> TASK OBJECTIVE:
Among the lines below, count those with "ratio". Give only the number.

┌─ INFORMATION SHOWN

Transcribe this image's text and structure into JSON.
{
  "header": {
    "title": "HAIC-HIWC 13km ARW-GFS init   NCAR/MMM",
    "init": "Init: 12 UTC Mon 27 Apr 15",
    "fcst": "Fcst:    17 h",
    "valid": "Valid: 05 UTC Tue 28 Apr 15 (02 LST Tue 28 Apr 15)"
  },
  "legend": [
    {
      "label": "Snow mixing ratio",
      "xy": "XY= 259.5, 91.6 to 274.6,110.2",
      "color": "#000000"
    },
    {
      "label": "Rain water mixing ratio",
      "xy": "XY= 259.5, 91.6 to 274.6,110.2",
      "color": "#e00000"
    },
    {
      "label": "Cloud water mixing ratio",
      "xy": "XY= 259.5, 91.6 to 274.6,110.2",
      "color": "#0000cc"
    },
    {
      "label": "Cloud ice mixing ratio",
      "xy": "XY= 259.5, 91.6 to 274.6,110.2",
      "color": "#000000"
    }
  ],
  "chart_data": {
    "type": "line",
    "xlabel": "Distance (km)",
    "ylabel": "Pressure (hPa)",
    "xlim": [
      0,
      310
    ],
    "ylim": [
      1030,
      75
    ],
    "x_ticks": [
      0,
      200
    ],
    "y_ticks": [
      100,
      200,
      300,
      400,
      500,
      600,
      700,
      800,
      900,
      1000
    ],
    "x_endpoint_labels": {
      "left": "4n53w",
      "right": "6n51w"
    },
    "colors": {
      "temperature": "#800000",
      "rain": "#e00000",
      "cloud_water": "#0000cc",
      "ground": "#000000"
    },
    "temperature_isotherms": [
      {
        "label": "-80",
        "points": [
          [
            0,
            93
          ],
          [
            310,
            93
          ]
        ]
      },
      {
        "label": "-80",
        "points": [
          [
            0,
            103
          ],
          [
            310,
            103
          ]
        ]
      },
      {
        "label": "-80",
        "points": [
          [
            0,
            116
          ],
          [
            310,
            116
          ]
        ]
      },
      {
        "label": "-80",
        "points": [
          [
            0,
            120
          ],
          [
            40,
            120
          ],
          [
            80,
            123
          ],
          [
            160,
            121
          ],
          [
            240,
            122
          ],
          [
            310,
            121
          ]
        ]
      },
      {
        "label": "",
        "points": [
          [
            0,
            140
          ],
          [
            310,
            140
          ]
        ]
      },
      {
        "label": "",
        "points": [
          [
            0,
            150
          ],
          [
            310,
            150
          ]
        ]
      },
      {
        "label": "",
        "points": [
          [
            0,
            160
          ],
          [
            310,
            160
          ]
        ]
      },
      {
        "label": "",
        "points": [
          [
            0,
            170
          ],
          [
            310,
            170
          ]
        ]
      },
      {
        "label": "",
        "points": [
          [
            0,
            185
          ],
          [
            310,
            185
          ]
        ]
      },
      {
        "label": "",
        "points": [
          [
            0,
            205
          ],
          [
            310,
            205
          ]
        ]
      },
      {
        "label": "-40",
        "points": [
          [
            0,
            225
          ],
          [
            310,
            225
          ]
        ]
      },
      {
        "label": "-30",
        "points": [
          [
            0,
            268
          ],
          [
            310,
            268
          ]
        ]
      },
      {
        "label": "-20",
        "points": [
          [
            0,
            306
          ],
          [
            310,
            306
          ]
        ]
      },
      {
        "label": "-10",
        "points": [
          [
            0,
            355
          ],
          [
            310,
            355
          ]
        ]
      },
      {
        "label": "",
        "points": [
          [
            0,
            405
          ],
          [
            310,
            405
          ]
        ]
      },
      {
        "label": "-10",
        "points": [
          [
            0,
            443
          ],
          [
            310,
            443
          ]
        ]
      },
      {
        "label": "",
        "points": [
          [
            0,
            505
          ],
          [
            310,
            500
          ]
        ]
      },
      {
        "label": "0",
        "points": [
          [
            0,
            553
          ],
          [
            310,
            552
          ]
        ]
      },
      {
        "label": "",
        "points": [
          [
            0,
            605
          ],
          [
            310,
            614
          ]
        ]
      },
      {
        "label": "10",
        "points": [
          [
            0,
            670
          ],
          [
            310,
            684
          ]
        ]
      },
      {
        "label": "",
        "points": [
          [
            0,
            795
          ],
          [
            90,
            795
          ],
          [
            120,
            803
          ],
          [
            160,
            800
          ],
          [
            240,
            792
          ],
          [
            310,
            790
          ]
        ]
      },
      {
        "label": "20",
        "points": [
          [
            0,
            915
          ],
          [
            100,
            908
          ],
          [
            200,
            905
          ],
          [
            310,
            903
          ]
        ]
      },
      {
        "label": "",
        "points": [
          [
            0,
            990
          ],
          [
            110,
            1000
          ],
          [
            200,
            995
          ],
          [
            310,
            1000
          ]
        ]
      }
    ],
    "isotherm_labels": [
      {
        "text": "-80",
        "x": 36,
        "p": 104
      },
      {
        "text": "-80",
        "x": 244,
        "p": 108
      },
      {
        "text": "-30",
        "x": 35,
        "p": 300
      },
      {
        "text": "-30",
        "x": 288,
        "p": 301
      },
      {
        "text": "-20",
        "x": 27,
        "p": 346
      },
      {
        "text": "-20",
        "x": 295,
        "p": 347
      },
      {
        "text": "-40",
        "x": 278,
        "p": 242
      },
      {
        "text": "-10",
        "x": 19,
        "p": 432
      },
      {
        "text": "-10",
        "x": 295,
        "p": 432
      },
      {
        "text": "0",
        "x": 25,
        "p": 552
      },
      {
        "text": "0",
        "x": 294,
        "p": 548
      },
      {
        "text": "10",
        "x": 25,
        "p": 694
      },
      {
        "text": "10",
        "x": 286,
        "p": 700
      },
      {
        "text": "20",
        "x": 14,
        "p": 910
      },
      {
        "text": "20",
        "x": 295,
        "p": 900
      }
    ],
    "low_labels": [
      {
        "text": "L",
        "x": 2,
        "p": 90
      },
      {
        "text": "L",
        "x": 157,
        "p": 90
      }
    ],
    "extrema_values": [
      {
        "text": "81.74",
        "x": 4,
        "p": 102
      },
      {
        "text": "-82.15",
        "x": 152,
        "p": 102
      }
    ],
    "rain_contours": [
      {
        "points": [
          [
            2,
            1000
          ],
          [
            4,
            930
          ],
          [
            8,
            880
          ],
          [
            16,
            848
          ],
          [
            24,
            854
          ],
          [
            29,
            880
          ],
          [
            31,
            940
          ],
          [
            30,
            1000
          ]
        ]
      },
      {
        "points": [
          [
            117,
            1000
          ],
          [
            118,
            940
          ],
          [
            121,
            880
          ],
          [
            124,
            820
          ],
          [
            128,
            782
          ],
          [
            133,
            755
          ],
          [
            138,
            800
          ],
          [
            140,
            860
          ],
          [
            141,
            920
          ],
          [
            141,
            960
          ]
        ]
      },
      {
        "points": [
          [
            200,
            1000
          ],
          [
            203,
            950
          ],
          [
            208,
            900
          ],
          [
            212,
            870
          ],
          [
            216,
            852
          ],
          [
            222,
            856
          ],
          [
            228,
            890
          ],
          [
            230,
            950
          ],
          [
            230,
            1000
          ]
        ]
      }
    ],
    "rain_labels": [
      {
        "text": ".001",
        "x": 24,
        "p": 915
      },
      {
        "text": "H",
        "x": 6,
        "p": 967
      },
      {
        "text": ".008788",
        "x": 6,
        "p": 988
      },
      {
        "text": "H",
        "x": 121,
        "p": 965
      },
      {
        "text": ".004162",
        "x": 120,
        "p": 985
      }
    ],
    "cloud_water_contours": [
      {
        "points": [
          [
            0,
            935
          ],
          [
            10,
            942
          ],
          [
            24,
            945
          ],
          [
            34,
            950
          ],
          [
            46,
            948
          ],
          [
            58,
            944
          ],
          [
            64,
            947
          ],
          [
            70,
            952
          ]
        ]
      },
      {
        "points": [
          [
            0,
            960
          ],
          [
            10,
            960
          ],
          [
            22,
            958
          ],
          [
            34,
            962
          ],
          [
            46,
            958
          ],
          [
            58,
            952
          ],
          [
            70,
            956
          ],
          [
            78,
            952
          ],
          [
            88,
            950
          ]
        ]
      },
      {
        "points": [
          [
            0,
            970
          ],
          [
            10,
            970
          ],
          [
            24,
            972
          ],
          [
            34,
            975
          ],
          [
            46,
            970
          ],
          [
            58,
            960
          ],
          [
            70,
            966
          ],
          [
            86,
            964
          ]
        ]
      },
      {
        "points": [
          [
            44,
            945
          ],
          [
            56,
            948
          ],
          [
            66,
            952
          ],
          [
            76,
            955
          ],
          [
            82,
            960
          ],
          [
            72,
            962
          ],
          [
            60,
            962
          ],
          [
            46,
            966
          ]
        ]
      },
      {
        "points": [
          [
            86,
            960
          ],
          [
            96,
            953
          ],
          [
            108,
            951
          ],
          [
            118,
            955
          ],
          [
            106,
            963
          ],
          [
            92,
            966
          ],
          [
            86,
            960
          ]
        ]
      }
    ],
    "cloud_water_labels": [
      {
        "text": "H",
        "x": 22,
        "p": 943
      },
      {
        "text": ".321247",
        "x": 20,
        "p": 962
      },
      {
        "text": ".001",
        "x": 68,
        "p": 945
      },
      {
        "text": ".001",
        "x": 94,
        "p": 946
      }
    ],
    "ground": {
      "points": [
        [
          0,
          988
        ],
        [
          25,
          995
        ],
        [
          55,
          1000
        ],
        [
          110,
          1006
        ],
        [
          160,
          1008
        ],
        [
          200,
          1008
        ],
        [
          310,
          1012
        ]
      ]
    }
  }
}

└─

> EXPECTED ANSWER:
4